What is expected: Each entry must be reproduced precisely as it stands.
--- begin Records to use ---
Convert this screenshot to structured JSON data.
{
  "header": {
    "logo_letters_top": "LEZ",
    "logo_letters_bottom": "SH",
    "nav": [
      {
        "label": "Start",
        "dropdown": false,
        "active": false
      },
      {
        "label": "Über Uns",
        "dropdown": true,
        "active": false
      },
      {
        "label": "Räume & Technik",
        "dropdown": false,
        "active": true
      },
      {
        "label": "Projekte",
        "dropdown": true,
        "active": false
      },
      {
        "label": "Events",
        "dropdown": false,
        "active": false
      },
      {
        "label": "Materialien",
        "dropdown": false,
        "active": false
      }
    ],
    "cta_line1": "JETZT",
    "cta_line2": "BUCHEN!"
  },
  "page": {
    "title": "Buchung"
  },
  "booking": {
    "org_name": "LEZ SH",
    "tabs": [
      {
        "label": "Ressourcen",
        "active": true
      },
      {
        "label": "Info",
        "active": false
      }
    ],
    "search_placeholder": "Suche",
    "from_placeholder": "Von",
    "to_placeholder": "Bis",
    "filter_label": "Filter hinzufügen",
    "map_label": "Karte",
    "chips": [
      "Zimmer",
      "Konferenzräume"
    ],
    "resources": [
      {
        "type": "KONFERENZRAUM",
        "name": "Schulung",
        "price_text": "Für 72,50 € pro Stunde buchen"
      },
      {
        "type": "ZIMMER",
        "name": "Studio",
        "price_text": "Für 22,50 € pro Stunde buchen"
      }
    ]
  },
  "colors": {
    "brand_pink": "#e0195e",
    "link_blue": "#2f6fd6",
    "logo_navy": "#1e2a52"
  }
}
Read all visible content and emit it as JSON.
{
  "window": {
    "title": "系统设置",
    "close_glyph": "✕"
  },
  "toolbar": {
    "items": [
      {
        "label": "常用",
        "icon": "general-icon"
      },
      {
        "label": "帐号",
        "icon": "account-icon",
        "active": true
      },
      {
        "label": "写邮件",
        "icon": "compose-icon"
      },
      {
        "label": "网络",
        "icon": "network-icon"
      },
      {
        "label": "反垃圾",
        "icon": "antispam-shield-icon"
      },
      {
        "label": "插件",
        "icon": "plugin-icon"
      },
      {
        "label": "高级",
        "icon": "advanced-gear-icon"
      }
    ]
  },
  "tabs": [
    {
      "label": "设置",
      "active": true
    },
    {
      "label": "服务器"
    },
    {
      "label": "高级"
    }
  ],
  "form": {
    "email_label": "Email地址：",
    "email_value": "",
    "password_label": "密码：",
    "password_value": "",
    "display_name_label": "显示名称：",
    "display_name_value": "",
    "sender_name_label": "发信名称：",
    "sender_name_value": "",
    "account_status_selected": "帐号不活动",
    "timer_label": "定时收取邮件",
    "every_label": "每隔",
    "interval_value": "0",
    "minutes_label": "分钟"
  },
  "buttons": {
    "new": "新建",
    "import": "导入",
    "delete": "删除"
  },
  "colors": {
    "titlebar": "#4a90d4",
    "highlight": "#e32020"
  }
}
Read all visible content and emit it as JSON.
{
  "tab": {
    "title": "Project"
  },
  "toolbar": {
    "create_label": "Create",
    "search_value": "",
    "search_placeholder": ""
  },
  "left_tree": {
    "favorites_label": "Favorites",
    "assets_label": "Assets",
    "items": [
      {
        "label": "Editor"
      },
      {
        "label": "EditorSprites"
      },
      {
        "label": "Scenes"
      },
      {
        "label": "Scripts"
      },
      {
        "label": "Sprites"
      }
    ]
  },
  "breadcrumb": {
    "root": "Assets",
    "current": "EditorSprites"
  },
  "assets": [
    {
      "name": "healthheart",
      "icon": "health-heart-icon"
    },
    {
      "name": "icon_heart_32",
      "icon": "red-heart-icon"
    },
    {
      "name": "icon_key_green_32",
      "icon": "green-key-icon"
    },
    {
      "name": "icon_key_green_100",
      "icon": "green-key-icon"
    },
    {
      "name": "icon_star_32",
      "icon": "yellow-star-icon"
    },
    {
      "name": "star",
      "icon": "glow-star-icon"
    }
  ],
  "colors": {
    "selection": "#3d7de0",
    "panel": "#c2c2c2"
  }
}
--- end Records to use ---
The result:
Convert this screenshot to structured JSON data.
{
  "header": {
    "logo_letters_top": "LEZ",
    "logo_letters_bottom": "SH",
    "nav": [
      {
        "label": "Start",
        "dropdown": false,
        "active": false
      },
      {
        "label": "Über Uns",
        "dropdown": true,
        "active": false
      },
      {
        "label": "Räume & Technik",
        "dropdown": false,
        "active": true
      },
      {
        "label": "Projekte",
        "dropdown": true,
        "active": false
      },
      {
        "label": "Events",
        "dropdown": false,
        "active": false
      },
      {
        "label": "Materialien",
        "dropdown": false,
        "active": false
      }
    ],
    "cta_line1": "JETZT",
    "cta_line2": "BUCHEN!"
  },
  "page": {
    "title": "Buchung"
  },
  "booking": {
    "org_name": "LEZ SH",
    "tabs": [
      {
        "label": "Ressourcen",
        "active": true
      },
      {
        "label": "Info",
        "active": false
      }
    ],
    "search_placeholder": "Suche",
    "from_placeholder": "Von",
    "to_placeholder": "Bis",
    "filter_label": "Filter hinzufügen",
    "map_label": "Karte",
    "chips": [
      "Zimmer",
      "Konferenzräume"
    ],
    "resources": [
      {
        "type": "KONFERENZRAUM",
        "name": "Schulung",
        "price_text": "Für 72,50 € pro Stunde buchen"
      },
      {
        "type": "ZIMMER",
        "name": "Studio",
        "price_text": "Für 22,50 € pro Stunde buchen"
      }
    ]
  },
  "colors": {
    "brand_pink": "#e0195e",
    "link_blue": "#2f6fd6",
    "logo_navy": "#1e2a52"
  }
}
Read all visible content and emit it as JSON.
{
  "window": {
    "title": "系统设置",
    "close_glyph": "✕"
  },
  "toolbar": {
    "items": [
      {
        "label": "常用",
        "icon": "general-icon"
      },
      {
        "label": "帐号",
        "icon": "account-icon",
        "active": true
      },
      {
        "label": "写邮件",
        "icon": "compose-icon"
      },
      {
        "label": "网络",
        "icon": "network-icon"
      },
      {
        "label": "反垃圾",
        "icon": "antispam-shield-icon"
      },
      {
        "label": "插件",
        "icon": "plugin-icon"
      },
      {
        "label": "高级",
        "icon": "advanced-gear-icon"
      }
    ]
  },
  "tabs": [
    {
      "label": "设置",
      "active": true
    },
    {
      "label": "服务器"
    },
    {
      "label": "高级"
    }
  ],
  "form": {
    "email_label": "Email地址：",
    "email_value": "",
    "password_label": "密码：",
    "password_value": "",
    "display_name_label": "显示名称：",
    "display_name_value": "",
    "sender_name_label": "发信名称：",
    "sender_name_value": "",
    "account_status_selected": "帐号不活动",
    "timer_label": "定时收取邮件",
    "every_label": "每隔",
    "interval_value": "0",
    "minutes_label": "分钟"
  },
  "buttons": {
    "new": "新建",
    "import": "导入",
    "delete": "删除"
  },
  "colors": {
    "titlebar": "#4a90d4",
    "highlight": "#e32020"
  }
}
Read all visible content and emit it as JSON.
{
  "tab": {
    "title": "Project"
  },
  "toolbar": {
    "create_label": "Create",
    "search_value": "",
    "search_placeholder": ""
  },
  "left_tree": {
    "favorites_label": "Favorites",
    "assets_label": "Assets",
    "items": [
      {
        "label": "Editor"
      },
      {
        "label": "EditorSprites"
      },
      {
        "label": "Scenes"
      },
      {
        "label": "Scripts"
      },
      {
        "label": "Sprites"
      }
    ]
  },
  "breadcrumb": {
    "root": "Assets",
    "current": "EditorSprites"
  },
  "assets": [
    {
      "name": "healthheart",
      "icon": "health-heart-icon"
    },
    {
      "name": "icon_heart_32",
      "icon": "red-heart-icon"
    },
    {
      "name": "icon_key_green_32",
      "icon": "green-key-icon"
    },
    {
      "name": "icon_key_green_100",
      "icon": "green-key-icon"
    },
    {
      "name": "icon_star_32",
      "icon": "yellow-star-icon"
    },
    {
      "name": "star",
      "icon": "glow-star-icon"
    }
  ],
  "colors": {
    "selection": "#3d7de0",
    "panel": "#c2c2c2"
  }
}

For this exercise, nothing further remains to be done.